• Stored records
──────────────────────────────

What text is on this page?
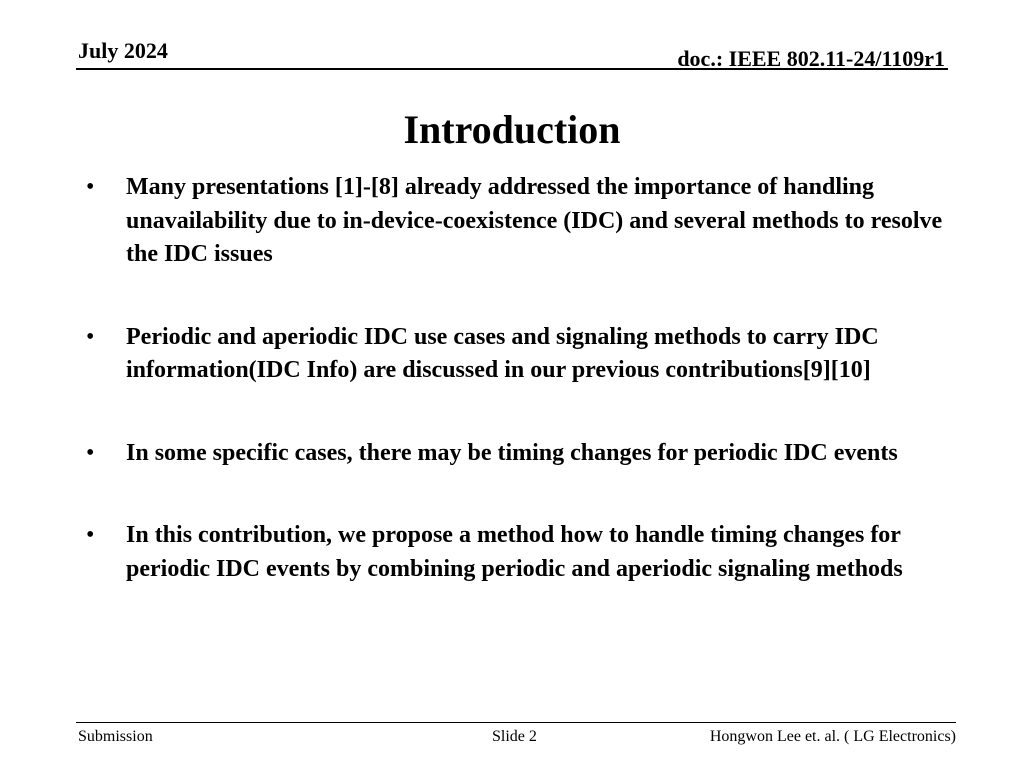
July 2024	doc.: IEEE 802.11-24/1109r1
Introduction
• Many presentations [1]-[8] already addressed the importance of handling unavailability due to in-device-coexistence (IDC) and several methods to resolve the IDC issues
• Periodic and aperiodic IDC use cases and signaling methods to carry IDC information(IDC Info) are discussed in our previous contributions[9][10]
• In some specific cases, there may be timing changes for periodic IDC events
• In this contribution, we propose a method how to handle timing changes for periodic IDC events by combining periodic and aperiodic signaling methods
Submission	Slide 2	Hongwon Lee et. al. ( LG Electronics)
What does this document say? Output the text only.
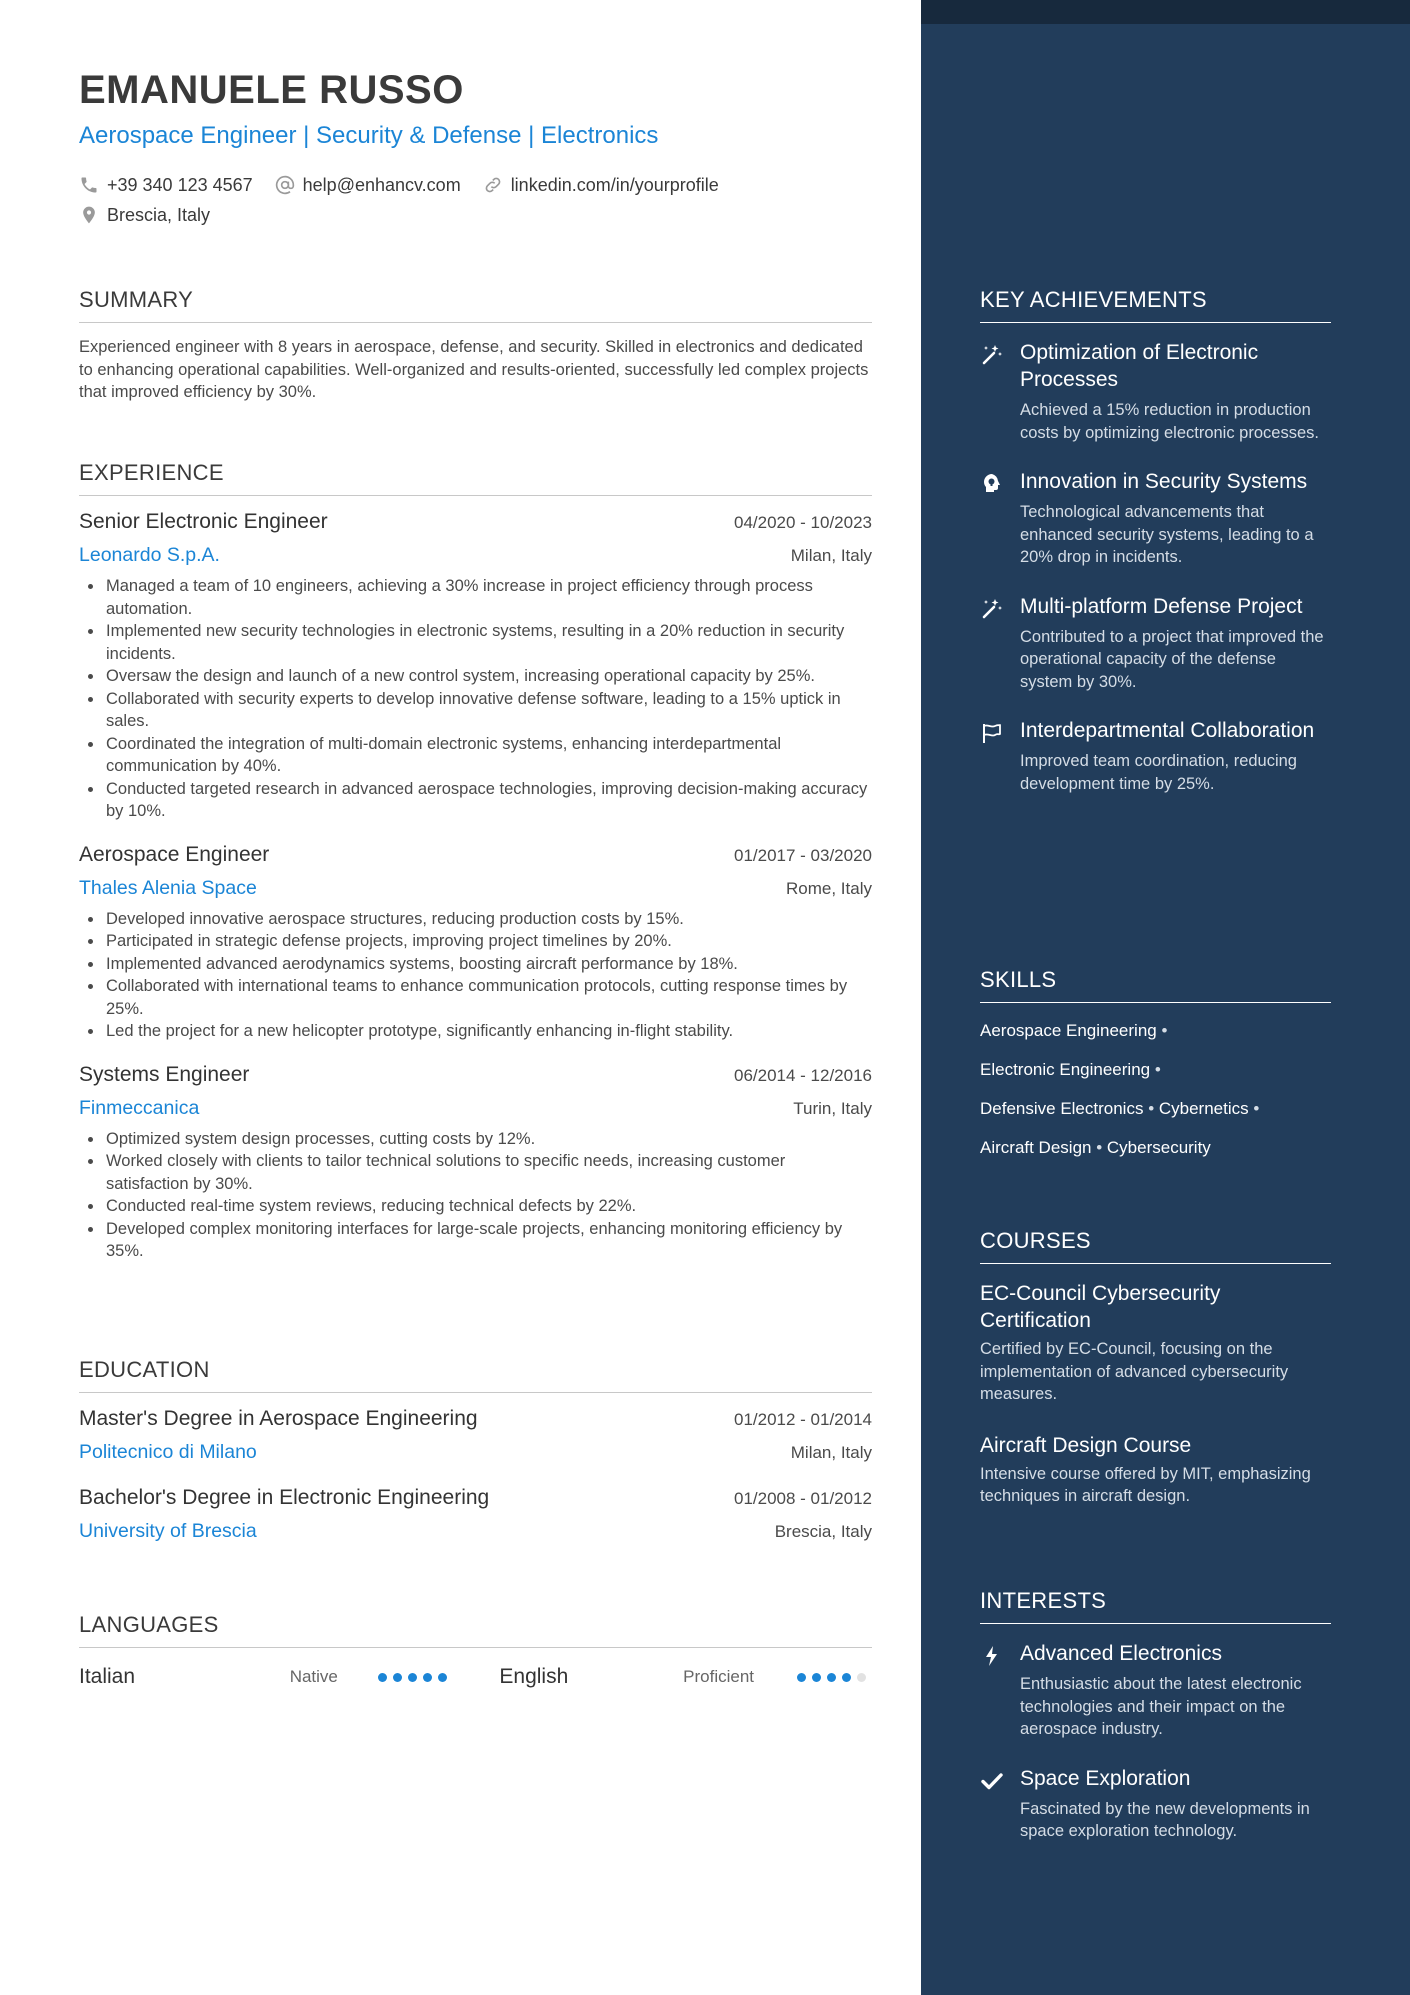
EMANUELE RUSSO
Aerospace Engineer | Security & Defense | Electronics
+39 340 123 4567	help@enhancv.com	linkedin.com/in/yourprofile
Brescia, Italy
SUMMARY
Experienced engineer with 8 years in aerospace, defense, and security. Skilled in electronics and dedicated to enhancing operational capabilities. Well-organized and results-oriented, successfully led complex projects that improved efficiency by 30%.
EXPERIENCE
Senior Electronic Engineer	04/2020 - 10/2023
Leonardo S.p.A.	Milan, Italy
Managed a team of 10 engineers, achieving a 30% increase in project efficiency through process automation.
Implemented new security technologies in electronic systems, resulting in a 20% reduction in security incidents.
Oversaw the design and launch of a new control system, increasing operational capacity by 25%.
Collaborated with security experts to develop innovative defense software, leading to a 15% uptick in sales.
Coordinated the integration of multi-domain electronic systems, enhancing interdepartmental communication by 40%.
Conducted targeted research in advanced aerospace technologies, improving decision-making accuracy by 10%.
Aerospace Engineer	01/2017 - 03/2020
Thales Alenia Space	Rome, Italy
Developed innovative aerospace structures, reducing production costs by 15%.
Participated in strategic defense projects, improving project timelines by 20%.
Implemented advanced aerodynamics systems, boosting aircraft performance by 18%.
Collaborated with international teams to enhance communication protocols, cutting response times by 25%.
Led the project for a new helicopter prototype, significantly enhancing in-flight stability.
Systems Engineer	06/2014 - 12/2016
Finmeccanica	Turin, Italy
Optimized system design processes, cutting costs by 12%.
Worked closely with clients to tailor technical solutions to specific needs, increasing customer satisfaction by 30%.
Conducted real-time system reviews, reducing technical defects by 22%.
Developed complex monitoring interfaces for large-scale projects, enhancing monitoring efficiency by 35%.
EDUCATION
Master's Degree in Aerospace Engineering	01/2012 - 01/2014
Politecnico di Milano	Milan, Italy
Bachelor's Degree in Electronic Engineering	01/2008 - 01/2012
University of Brescia	Brescia, Italy
LANGUAGES
Italian	Native	English	Proficient
KEY ACHIEVEMENTS
Optimization of Electronic Processes
Achieved a 15% reduction in production costs by optimizing electronic processes.
Innovation in Security Systems
Technological advancements that enhanced security systems, leading to a 20% drop in incidents.
Multi-platform Defense Project
Contributed to a project that improved the operational capacity of the defense system by 30%.
Interdepartmental Collaboration
Improved team coordination, reducing development time by 25%.
SKILLS
Aerospace Engineering •
Electronic Engineering •
Defensive Electronics • Cybernetics •
Aircraft Design • Cybersecurity
COURSES
EC-Council Cybersecurity Certification
Certified by EC-Council, focusing on the implementation of advanced cybersecurity measures.
Aircraft Design Course
Intensive course offered by MIT, emphasizing techniques in aircraft design.
INTERESTS
Advanced Electronics
Enthusiastic about the latest electronic technologies and their impact on the aerospace industry.
Space Exploration
Fascinated by the new developments in space exploration technology.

──────────────────────────────

• Task
Transcribe the records word for word and include no pictures.

• Final result
What text is on this page?
July 2024	doc.: IEEE 802.11-24/1109r1
Introduction
• Many presentations [1]-[8] already addressed the importance of handling unavailability due to in-device-coexistence (IDC) and several methods to resolve the IDC issues
• Periodic and aperiodic IDC use cases and signaling methods to carry IDC information(IDC Info) are discussed in our previous contributions[9][10]
• In some specific cases, there may be timing changes for periodic IDC events
• In this contribution, we propose a method how to handle timing changes for periodic IDC events by combining periodic and aperiodic signaling methods
Submission	Slide 2	Hongwon Lee et. al. ( LG Electronics)
What does this document say? Output the text only.
EMANUELE RUSSO
Aerospace Engineer | Security & Defense | Electronics
+39 340 123 4567	help@enhancv.com	linkedin.com/in/yourprofile
Brescia, Italy
SUMMARY
Experienced engineer with 8 years in aerospace, defense, and security. Skilled in electronics and dedicated to enhancing operational capabilities. Well-organized and results-oriented, successfully led complex projects that improved efficiency by 30%.
EXPERIENCE
Senior Electronic Engineer	04/2020 - 10/2023
Leonardo S.p.A.	Milan, Italy
Managed a team of 10 engineers, achieving a 30% increase in project efficiency through process automation.
Implemented new security technologies in electronic systems, resulting in a 20% reduction in security incidents.
Oversaw the design and launch of a new control system, increasing operational capacity by 25%.
Collaborated with security experts to develop innovative defense software, leading to a 15% uptick in sales.
Coordinated the integration of multi-domain electronic systems, enhancing interdepartmental communication by 40%.
Conducted targeted research in advanced aerospace technologies, improving decision-making accuracy by 10%.
Aerospace Engineer	01/2017 - 03/2020
Thales Alenia Space	Rome, Italy
Developed innovative aerospace structures, reducing production costs by 15%.
Participated in strategic defense projects, improving project timelines by 20%.
Implemented advanced aerodynamics systems, boosting aircraft performance by 18%.
Collaborated with international teams to enhance communication protocols, cutting response times by 25%.
Led the project for a new helicopter prototype, significantly enhancing in-flight stability.
Systems Engineer	06/2014 - 12/2016
Finmeccanica	Turin, Italy
Optimized system design processes, cutting costs by 12%.
Worked closely with clients to tailor technical solutions to specific needs, increasing customer satisfaction by 30%.
Conducted real-time system reviews, reducing technical defects by 22%.
Developed complex monitoring interfaces for large-scale projects, enhancing monitoring efficiency by 35%.
EDUCATION
Master's Degree in Aerospace Engineering	01/2012 - 01/2014
Politecnico di Milano	Milan, Italy
Bachelor's Degree in Electronic Engineering	01/2008 - 01/2012
University of Brescia	Brescia, Italy
LANGUAGES
Italian	Native	English	Proficient
KEY ACHIEVEMENTS
Optimization of Electronic Processes
Achieved a 15% reduction in production costs by optimizing electronic processes.
Innovation in Security Systems
Technological advancements that enhanced security systems, leading to a 20% drop in incidents.
Multi-platform Defense Project
Contributed to a project that improved the operational capacity of the defense system by 30%.
Interdepartmental Collaboration
Improved team coordination, reducing development time by 25%.
SKILLS
Aerospace Engineering •
Electronic Engineering •
Defensive Electronics • Cybernetics •
Aircraft Design • Cybersecurity
COURSES
EC-Council Cybersecurity Certification
Certified by EC-Council, focusing on the implementation of advanced cybersecurity measures.
Aircraft Design Course
Intensive course offered by MIT, emphasizing techniques in aircraft design.
INTERESTS
Advanced Electronics
Enthusiastic about the latest electronic technologies and their impact on the aerospace industry.
Space Exploration
Fascinated by the new developments in space exploration technology.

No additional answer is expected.